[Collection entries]
►
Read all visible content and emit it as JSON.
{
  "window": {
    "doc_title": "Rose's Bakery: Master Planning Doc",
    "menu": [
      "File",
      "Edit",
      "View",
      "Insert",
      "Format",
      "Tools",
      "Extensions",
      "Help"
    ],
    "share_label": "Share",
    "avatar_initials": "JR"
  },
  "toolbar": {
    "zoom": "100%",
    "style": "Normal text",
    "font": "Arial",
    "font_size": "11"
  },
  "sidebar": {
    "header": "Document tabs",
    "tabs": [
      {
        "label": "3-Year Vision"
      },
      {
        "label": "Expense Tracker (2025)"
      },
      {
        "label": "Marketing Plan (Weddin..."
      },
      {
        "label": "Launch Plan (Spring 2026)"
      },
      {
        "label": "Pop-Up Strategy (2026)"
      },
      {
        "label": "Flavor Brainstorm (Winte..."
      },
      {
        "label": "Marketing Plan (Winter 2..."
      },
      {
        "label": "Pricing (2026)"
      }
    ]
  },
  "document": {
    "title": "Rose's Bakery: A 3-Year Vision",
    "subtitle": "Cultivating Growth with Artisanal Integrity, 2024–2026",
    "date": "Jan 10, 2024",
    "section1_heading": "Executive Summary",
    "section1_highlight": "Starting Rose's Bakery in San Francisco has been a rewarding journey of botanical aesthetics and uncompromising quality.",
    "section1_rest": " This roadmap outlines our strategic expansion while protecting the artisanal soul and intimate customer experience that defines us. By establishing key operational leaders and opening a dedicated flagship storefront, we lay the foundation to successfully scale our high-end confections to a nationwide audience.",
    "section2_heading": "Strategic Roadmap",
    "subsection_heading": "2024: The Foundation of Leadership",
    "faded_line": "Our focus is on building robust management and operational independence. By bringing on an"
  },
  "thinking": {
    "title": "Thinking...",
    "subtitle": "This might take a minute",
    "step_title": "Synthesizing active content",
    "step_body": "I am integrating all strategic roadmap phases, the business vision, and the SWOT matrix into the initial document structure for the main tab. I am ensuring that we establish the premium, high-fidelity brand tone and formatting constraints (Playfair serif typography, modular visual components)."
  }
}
◄
• PROBLEM STATEMENT
Select all lines with the word "Marketing" from the entries above.

• WRITTEN ANSWER
        "label": "Marketing Plan (Weddin..."
        "label": "Marketing Plan (Winter 2..."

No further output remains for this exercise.